- Texto de estudio
>>>
Cuba. La frase con la que algún articulista ha querido describir la situación
es la de país títere. Quizás ello explique por qué un conocedor como Antonio
Navalón llegue a afirmar que, ante la nueva confraternidad del Norte, sólo Cuba
puede garantizar “el final del chavismo sin sangre”.
Vale la
pena preguntarse qué podrían pensar las autoridades venezolanas sobre el mote
de país títere, o qué dirían las centenarias universidades públicas, o qué
esgrimiría la clase intelectual. El Alto Mando Militar, por ejemplo, se reunió
recientemente para pronunciarse sobre las medidas del Parlamento norteamericano
contra represores oficiales, calificándolas de “desestabilizadoras”, pero no
emite pronunciamiento alguno si acaso el Gobierno cubano negocia el nombre o la
posición o los intereses de Venezuela en acuerdos políticos supranacionales. El
chavismo se ha llenado la boca gritando a los cuatro vientos que la soberanía
no se negocia, pero en el campo político Cuba parece manejar los hilos, porque
en el económico ya se sabe que sólo China brinda los auxilios financieros de
una economía convaleciente, cuando no Rusia, sobre todo si viene avalada por
compras puntuales de armas.
<<<
Según el texto de estudio, ¿cómo calificó el Alto Mando Militar las medidas del Parlamento norteamericano contra represores oficiales? Las entradas no son necesarias aquí.

[Datos de análisis estructurado de páginas]
>>>
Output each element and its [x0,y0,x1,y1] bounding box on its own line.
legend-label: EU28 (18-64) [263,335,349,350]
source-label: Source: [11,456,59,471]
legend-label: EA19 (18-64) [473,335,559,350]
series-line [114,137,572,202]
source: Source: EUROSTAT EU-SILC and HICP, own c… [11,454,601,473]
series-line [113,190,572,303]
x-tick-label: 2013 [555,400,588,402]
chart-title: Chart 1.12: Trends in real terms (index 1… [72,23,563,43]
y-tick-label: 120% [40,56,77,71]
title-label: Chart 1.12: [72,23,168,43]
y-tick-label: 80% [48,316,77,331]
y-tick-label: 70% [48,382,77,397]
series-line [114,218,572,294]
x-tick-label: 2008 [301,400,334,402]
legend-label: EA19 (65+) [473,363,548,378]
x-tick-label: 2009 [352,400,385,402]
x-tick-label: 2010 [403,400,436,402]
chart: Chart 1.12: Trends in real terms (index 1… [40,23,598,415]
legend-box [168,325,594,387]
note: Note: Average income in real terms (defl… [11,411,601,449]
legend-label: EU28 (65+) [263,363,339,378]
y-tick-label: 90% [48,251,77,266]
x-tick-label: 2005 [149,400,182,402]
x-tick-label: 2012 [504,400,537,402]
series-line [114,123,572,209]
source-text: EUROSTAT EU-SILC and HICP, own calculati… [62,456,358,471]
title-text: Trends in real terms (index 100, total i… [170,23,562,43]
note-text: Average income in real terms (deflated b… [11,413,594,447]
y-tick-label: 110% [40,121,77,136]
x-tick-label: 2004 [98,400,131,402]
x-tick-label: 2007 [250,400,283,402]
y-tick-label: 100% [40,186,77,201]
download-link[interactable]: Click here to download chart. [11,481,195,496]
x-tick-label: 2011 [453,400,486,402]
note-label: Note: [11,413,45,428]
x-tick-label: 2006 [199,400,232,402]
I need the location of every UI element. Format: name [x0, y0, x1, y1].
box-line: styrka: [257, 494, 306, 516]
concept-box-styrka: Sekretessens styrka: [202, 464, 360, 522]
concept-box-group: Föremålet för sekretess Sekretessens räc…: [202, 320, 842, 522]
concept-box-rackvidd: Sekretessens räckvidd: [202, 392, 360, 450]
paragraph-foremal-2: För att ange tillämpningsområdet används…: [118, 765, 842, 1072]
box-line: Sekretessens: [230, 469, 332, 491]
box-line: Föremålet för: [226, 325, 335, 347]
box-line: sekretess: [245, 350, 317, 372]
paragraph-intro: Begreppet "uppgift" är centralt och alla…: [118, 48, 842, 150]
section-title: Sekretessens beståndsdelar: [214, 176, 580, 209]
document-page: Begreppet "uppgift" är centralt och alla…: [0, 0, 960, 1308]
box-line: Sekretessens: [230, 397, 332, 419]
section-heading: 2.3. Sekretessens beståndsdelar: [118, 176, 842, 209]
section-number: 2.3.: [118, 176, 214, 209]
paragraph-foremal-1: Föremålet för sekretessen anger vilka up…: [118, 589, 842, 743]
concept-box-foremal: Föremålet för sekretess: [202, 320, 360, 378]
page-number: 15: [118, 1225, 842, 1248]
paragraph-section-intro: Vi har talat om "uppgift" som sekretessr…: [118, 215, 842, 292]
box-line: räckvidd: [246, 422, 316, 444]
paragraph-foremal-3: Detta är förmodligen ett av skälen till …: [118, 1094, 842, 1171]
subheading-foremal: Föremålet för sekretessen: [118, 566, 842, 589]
<<<
- Respuesta
Las calificó de "desestabilizadoras".